──────── EXTRACTED RECORDS ────────
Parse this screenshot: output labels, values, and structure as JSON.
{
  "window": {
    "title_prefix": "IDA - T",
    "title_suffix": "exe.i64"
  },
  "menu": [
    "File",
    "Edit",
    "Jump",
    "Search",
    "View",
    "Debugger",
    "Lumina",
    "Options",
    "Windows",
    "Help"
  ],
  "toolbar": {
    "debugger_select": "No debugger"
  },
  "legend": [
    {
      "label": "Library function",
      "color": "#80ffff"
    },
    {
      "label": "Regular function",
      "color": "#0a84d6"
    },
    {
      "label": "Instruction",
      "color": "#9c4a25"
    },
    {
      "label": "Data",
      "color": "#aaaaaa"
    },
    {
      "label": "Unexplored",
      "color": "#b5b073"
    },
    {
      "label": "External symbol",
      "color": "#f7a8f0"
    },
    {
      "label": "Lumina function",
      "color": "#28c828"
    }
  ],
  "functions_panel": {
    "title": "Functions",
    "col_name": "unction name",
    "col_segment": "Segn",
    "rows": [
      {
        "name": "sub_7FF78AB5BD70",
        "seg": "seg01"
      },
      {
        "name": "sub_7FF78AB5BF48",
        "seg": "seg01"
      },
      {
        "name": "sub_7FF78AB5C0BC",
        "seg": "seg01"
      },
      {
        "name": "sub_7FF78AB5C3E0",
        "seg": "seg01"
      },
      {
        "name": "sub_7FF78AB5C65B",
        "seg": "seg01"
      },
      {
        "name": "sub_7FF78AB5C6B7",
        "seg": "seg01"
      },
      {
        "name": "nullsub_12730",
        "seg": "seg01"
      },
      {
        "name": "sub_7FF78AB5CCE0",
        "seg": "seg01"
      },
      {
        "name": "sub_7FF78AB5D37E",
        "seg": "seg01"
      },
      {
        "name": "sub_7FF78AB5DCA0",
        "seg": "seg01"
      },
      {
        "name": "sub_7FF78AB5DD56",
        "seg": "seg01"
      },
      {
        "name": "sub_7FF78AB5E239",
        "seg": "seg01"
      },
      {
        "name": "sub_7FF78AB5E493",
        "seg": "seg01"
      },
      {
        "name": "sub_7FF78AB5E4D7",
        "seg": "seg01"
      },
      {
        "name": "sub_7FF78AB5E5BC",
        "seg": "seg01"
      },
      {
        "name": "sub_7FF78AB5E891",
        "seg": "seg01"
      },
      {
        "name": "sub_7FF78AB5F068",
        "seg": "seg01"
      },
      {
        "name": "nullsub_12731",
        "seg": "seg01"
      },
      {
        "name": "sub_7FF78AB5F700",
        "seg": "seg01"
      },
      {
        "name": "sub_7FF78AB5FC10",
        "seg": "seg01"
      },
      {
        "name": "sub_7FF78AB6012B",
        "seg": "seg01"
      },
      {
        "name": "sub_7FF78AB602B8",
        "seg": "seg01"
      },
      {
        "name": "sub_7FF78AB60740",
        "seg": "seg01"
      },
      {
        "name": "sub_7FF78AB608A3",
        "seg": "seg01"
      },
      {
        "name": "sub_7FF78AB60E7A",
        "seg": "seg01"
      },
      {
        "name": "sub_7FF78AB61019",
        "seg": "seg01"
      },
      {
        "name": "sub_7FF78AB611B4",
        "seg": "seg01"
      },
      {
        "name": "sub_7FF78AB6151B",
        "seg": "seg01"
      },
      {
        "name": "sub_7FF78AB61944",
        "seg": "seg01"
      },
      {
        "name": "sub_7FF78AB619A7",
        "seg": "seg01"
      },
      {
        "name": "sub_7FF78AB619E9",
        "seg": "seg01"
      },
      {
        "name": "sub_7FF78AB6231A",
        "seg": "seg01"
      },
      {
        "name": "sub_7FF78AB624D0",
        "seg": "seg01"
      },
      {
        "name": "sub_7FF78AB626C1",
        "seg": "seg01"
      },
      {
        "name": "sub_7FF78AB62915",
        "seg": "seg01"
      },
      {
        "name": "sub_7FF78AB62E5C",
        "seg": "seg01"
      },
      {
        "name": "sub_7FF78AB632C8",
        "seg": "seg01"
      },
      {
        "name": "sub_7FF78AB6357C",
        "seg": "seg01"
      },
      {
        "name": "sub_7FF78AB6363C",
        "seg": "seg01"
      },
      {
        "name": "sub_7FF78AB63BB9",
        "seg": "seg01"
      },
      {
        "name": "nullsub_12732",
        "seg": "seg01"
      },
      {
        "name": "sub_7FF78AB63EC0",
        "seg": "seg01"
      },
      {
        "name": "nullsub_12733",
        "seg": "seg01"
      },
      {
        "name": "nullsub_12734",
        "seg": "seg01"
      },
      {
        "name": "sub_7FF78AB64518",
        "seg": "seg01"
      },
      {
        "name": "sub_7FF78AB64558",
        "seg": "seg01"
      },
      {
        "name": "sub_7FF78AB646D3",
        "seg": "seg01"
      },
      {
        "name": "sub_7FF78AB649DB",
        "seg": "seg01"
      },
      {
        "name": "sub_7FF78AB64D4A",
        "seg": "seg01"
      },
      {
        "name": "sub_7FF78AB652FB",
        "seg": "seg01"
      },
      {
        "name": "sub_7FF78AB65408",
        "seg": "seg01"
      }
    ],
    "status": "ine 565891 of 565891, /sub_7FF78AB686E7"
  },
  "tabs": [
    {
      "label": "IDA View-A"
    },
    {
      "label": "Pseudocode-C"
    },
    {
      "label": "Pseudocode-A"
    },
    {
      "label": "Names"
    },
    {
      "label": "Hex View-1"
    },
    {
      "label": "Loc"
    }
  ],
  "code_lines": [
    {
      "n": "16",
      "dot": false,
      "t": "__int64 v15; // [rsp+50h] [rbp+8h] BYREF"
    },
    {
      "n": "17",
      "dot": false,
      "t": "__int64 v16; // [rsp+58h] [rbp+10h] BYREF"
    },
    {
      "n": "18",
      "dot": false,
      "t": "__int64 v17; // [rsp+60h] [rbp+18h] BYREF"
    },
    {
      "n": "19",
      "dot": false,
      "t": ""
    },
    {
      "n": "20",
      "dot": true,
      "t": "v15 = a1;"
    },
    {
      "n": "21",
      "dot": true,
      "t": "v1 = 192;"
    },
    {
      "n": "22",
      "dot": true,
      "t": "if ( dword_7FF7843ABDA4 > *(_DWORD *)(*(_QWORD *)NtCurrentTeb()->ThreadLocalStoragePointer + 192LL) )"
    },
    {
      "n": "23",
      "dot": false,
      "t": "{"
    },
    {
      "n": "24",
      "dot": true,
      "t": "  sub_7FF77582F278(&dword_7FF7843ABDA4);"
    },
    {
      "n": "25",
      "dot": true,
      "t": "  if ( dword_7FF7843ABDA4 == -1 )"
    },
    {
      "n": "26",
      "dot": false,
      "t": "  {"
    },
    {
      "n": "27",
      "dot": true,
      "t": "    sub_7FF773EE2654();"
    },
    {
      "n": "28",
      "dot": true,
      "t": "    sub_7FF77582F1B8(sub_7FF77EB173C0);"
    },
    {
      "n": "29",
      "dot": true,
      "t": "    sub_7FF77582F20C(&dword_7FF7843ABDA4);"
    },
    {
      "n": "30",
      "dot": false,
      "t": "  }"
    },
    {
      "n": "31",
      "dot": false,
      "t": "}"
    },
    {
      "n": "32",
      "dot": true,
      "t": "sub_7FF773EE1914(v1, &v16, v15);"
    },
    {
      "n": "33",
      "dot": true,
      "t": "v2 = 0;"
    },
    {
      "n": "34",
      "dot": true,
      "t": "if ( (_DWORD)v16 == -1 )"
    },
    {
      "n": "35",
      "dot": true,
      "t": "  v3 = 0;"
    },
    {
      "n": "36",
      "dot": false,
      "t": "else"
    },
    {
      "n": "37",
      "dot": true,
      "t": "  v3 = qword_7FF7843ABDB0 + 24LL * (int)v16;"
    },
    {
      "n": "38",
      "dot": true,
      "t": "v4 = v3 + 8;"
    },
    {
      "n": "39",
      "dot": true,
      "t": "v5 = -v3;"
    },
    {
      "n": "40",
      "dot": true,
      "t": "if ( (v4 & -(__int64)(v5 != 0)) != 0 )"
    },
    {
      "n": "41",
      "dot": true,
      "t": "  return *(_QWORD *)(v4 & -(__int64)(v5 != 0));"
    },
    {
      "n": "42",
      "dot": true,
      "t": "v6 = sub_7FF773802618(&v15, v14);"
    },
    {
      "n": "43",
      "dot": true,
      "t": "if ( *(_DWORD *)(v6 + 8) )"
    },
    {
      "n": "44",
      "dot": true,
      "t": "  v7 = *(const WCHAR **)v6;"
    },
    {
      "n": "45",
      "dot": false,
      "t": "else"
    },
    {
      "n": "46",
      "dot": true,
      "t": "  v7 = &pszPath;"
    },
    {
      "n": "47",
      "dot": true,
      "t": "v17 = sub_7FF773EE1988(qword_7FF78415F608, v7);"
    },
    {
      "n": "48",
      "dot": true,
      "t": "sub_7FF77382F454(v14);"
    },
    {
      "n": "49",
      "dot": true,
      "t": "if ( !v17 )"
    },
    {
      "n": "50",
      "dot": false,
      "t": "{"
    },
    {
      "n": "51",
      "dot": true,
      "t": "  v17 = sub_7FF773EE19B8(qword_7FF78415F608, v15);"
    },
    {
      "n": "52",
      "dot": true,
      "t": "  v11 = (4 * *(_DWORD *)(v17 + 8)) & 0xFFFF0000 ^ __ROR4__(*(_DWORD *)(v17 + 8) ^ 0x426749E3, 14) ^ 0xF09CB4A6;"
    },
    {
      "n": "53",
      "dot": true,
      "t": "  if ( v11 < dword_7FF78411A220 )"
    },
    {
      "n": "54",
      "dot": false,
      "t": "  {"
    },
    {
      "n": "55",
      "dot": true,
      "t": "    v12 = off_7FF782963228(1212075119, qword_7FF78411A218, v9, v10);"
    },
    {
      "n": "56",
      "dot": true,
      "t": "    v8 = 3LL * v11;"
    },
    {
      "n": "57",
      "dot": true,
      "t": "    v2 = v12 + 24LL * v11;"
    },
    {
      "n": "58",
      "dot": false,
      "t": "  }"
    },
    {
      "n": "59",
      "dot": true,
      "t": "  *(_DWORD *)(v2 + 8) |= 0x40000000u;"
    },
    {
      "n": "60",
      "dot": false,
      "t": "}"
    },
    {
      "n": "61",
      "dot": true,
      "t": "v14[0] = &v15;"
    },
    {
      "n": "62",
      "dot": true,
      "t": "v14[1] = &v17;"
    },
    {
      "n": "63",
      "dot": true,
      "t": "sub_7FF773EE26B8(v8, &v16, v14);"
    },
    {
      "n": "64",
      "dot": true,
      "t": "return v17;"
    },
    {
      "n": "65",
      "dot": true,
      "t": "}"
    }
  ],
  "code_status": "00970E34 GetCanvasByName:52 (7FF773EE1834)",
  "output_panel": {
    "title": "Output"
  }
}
────────
DIRECTION:
Filter the data for the string "Pseudocode" and copy every line that has it.

TASK OUTPUT:
      "label": "Pseudocode-C"
      "label": "Pseudocode-A"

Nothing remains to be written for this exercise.